Extracted data entries:
----

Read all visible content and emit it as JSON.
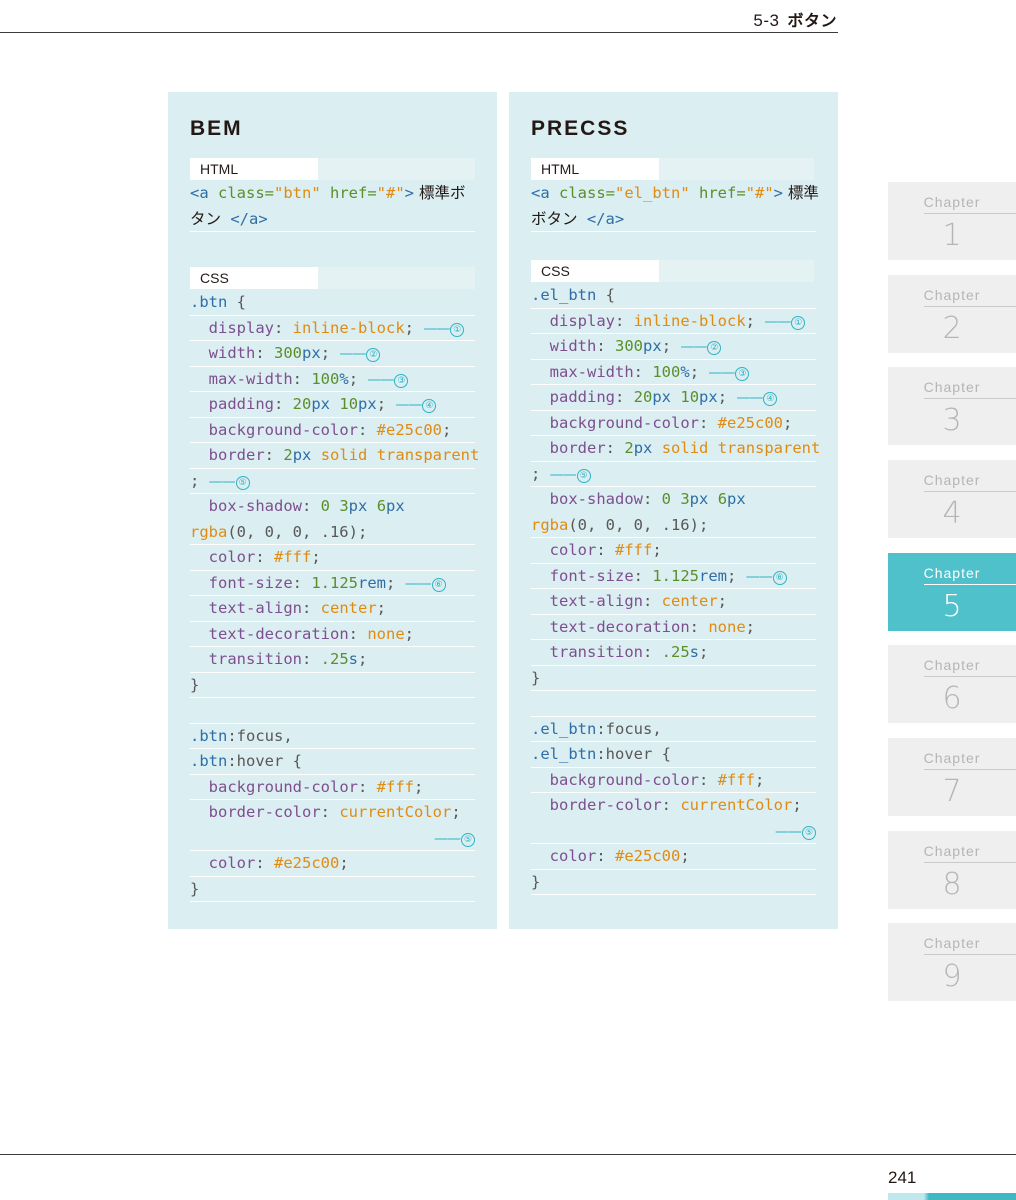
{
  "header": {
    "section_number": "5-3",
    "section_title": "ボタン"
  },
  "left_panel": {
    "title": "BEM",
    "html_label": "HTML",
    "css_label": "CSS",
    "html_code": {
      "tag_open": "<a",
      "attr1": " class=",
      "val1": "\"btn\"",
      "attr2": " href=",
      "val2": "\"#\"",
      "gt": ">",
      "text1": " 標準ボ",
      "text2": "タン",
      "tag_close": " </a>"
    },
    "css": {
      "sel": ".btn",
      "open": " {",
      "display_prop": "display",
      "display_val": "inline-block",
      "width_prop": "width",
      "width_num": "300",
      "width_unit": "px",
      "maxw_prop": "max-width",
      "maxw_num": "100",
      "maxw_unit": "%",
      "padding_prop": "padding",
      "padding_num1": "20",
      "padding_unit1": "px",
      "padding_num2": "10",
      "padding_unit2": "px",
      "bg_prop": "background-color",
      "bg_val": "#e25c00",
      "border_prop": "border",
      "border_num": "2",
      "border_unit": "px",
      "border_val": "solid transparent",
      "shadow_prop": "box-shadow",
      "shadow_nums": "0 3",
      "shadow_unit": "px",
      "shadow_num2": "6",
      "shadow_unit2": "px",
      "rgba_fn": "rgba",
      "rgba_args": "(0, 0, 0, .16);",
      "color_prop": "color",
      "color_val": "#fff",
      "fs_prop": "font-size",
      "fs_num": "1.125",
      "fs_unit": "rem",
      "ta_prop": "text-align",
      "ta_val": "center",
      "td_prop": "text-decoration",
      "td_val": "none",
      "tr_prop": "transition",
      "tr_num": ".25",
      "tr_unit": "s",
      "close": "}",
      "sel_focus": ".btn",
      "pseudo_focus": ":focus,",
      "sel_hover": ".btn",
      "pseudo_hover": ":hover {",
      "h_bg_prop": "background-color",
      "h_bg_val": "#fff",
      "h_bc_prop": "border-color",
      "h_bc_val": "currentColor",
      "h_color_prop": "color",
      "h_color_val": "#e25c00",
      "close2": "}"
    }
  },
  "right_panel": {
    "title": "PRECSS",
    "html_label": "HTML",
    "css_label": "CSS",
    "html_code": {
      "tag_open": "<a",
      "attr1": " class=",
      "val1": "\"el_btn\"",
      "attr2": " href=",
      "val2": "\"#\"",
      "gt": ">",
      "text1": " 標準",
      "text2": "ボタン",
      "tag_close": " </a>"
    },
    "css": {
      "sel": ".el_btn",
      "sel_focus": ".el_btn",
      "sel_hover": ".el_btn"
    }
  },
  "markers": {
    "m1": "①",
    "m2": "②",
    "m3": "③",
    "m4": "④",
    "m5": "⑤",
    "m6": "⑥",
    "dash": "——"
  },
  "chapters": [
    {
      "label": "Chapter",
      "number": "1"
    },
    {
      "label": "Chapter",
      "number": "2"
    },
    {
      "label": "Chapter",
      "number": "3"
    },
    {
      "label": "Chapter",
      "number": "4"
    },
    {
      "label": "Chapter",
      "number": "5",
      "active": true
    },
    {
      "label": "Chapter",
      "number": "6"
    },
    {
      "label": "Chapter",
      "number": "7"
    },
    {
      "label": "Chapter",
      "number": "8"
    },
    {
      "label": "Chapter",
      "number": "9"
    }
  ],
  "footer": {
    "page_number": "241"
  },
  "colors": {
    "panel_bg": "#dbeef1",
    "accent": "#4fc1cb",
    "selector": "#2e6ea6",
    "property": "#7e4f8f",
    "value": "#e08b12",
    "number": "#5a8f2a"
  }
}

----

Prompt:
Output the entries above exactly, without their pictures.

Full output:
Read all visible content and emit it as JSON.
{
  "header": {
    "section_number": "5-3",
    "section_title": "ボタン"
  },
  "left_panel": {
    "title": "BEM",
    "html_label": "HTML",
    "css_label": "CSS",
    "html_code": {
      "tag_open": "<a",
      "attr1": " class=",
      "val1": "\"btn\"",
      "attr2": " href=",
      "val2": "\"#\"",
      "gt": ">",
      "text1": " 標準ボ",
      "text2": "タン",
      "tag_close": " </a>"
    },
    "css": {
      "sel": ".btn",
      "open": " {",
      "display_prop": "display",
      "display_val": "inline-block",
      "width_prop": "width",
      "width_num": "300",
      "width_unit": "px",
      "maxw_prop": "max-width",
      "maxw_num": "100",
      "maxw_unit": "%",
      "padding_prop": "padding",
      "padding_num1": "20",
      "padding_unit1": "px",
      "padding_num2": "10",
      "padding_unit2": "px",
      "bg_prop": "background-color",
      "bg_val": "#e25c00",
      "border_prop": "border",
      "border_num": "2",
      "border_unit": "px",
      "border_val": "solid transparent",
      "shadow_prop": "box-shadow",
      "shadow_nums": "0 3",
      "shadow_unit": "px",
      "shadow_num2": "6",
      "shadow_unit2": "px",
      "rgba_fn": "rgba",
      "rgba_args": "(0, 0, 0, .16);",
      "color_prop": "color",
      "color_val": "#fff",
      "fs_prop": "font-size",
      "fs_num": "1.125",
      "fs_unit": "rem",
      "ta_prop": "text-align",
      "ta_val": "center",
      "td_prop": "text-decoration",
      "td_val": "none",
      "tr_prop": "transition",
      "tr_num": ".25",
      "tr_unit": "s",
      "close": "}",
      "sel_focus": ".btn",
      "pseudo_focus": ":focus,",
      "sel_hover": ".btn",
      "pseudo_hover": ":hover {",
      "h_bg_prop": "background-color",
      "h_bg_val": "#fff",
      "h_bc_prop": "border-color",
      "h_bc_val": "currentColor",
      "h_color_prop": "color",
      "h_color_val": "#e25c00",
      "close2": "}"
    }
  },
  "right_panel": {
    "title": "PRECSS",
    "html_label": "HTML",
    "css_label": "CSS",
    "html_code": {
      "tag_open": "<a",
      "attr1": " class=",
      "val1": "\"el_btn\"",
      "attr2": " href=",
      "val2": "\"#\"",
      "gt": ">",
      "text1": " 標準",
      "text2": "ボタン",
      "tag_close": " </a>"
    },
    "css": {
      "sel": ".el_btn",
      "sel_focus": ".el_btn",
      "sel_hover": ".el_btn"
    }
  },
  "markers": {
    "m1": "①",
    "m2": "②",
    "m3": "③",
    "m4": "④",
    "m5": "⑤",
    "m6": "⑥",
    "dash": "——"
  },
  "chapters": [
    {
      "label": "Chapter",
      "number": "1"
    },
    {
      "label": "Chapter",
      "number": "2"
    },
    {
      "label": "Chapter",
      "number": "3"
    },
    {
      "label": "Chapter",
      "number": "4"
    },
    {
      "label": "Chapter",
      "number": "5",
      "active": true
    },
    {
      "label": "Chapter",
      "number": "6"
    },
    {
      "label": "Chapter",
      "number": "7"
    },
    {
      "label": "Chapter",
      "number": "8"
    },
    {
      "label": "Chapter",
      "number": "9"
    }
  ],
  "footer": {
    "page_number": "241"
  },
  "colors": {
    "panel_bg": "#dbeef1",
    "accent": "#4fc1cb",
    "selector": "#2e6ea6",
    "property": "#7e4f8f",
    "value": "#e08b12",
    "number": "#5a8f2a"
  }
}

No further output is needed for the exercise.